Exercise: Write out the listing exactly as it is given.

Dataset:
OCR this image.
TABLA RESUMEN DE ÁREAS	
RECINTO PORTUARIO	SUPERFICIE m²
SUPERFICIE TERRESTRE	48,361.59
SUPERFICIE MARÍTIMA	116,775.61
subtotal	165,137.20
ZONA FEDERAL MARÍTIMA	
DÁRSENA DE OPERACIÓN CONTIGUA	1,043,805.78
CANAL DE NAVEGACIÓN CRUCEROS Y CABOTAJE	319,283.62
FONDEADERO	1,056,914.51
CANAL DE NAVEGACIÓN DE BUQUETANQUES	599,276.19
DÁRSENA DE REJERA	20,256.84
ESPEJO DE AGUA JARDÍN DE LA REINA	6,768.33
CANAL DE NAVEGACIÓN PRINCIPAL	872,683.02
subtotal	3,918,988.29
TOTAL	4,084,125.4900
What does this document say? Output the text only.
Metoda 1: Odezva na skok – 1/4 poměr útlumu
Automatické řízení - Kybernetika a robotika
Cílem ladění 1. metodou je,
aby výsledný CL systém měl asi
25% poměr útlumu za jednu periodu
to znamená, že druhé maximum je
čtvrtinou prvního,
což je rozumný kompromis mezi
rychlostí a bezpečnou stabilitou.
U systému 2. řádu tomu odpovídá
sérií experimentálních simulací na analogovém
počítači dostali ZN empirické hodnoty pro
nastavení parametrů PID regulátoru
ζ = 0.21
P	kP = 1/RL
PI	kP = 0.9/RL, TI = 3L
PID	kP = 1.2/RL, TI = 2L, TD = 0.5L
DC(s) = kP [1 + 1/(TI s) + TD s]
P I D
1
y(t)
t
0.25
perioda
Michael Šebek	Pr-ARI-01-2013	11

Response to this exercise:
OCR this image.
TABLA RESUMEN DE ÁREAS	
RECINTO PORTUARIO	SUPERFICIE m²
SUPERFICIE TERRESTRE	48,361.59
SUPERFICIE MARÍTIMA	116,775.61
subtotal	165,137.20
ZONA FEDERAL MARÍTIMA	
DÁRSENA DE OPERACIÓN CONTIGUA	1,043,805.78
CANAL DE NAVEGACIÓN CRUCEROS Y CABOTAJE	319,283.62
FONDEADERO	1,056,914.51
CANAL DE NAVEGACIÓN DE BUQUETANQUES	599,276.19
DÁRSENA DE REJERA	20,256.84
ESPEJO DE AGUA JARDÍN DE LA REINA	6,768.33
CANAL DE NAVEGACIÓN PRINCIPAL	872,683.02
subtotal	3,918,988.29
TOTAL	4,084,125.4900
What does this document say? Output the text only.
Metoda 1: Odezva na skok – 1/4 poměr útlumu
Automatické řízení - Kybernetika a robotika
Cílem ladění 1. metodou je,
aby výsledný CL systém měl asi
25% poměr útlumu za jednu periodu
to znamená, že druhé maximum je
čtvrtinou prvního,
což je rozumný kompromis mezi
rychlostí a bezpečnou stabilitou.
U systému 2. řádu tomu odpovídá
sérií experimentálních simulací na analogovém
počítači dostali ZN empirické hodnoty pro
nastavení parametrů PID regulátoru
ζ = 0.21
P	kP = 1/RL
PI	kP = 0.9/RL, TI = 3L
PID	kP = 1.2/RL, TI = 2L, TD = 0.5L
DC(s) = kP [1 + 1/(TI s) + TD s]
P I D
1
y(t)
t
0.25
perioda
Michael Šebek	Pr-ARI-01-2013	11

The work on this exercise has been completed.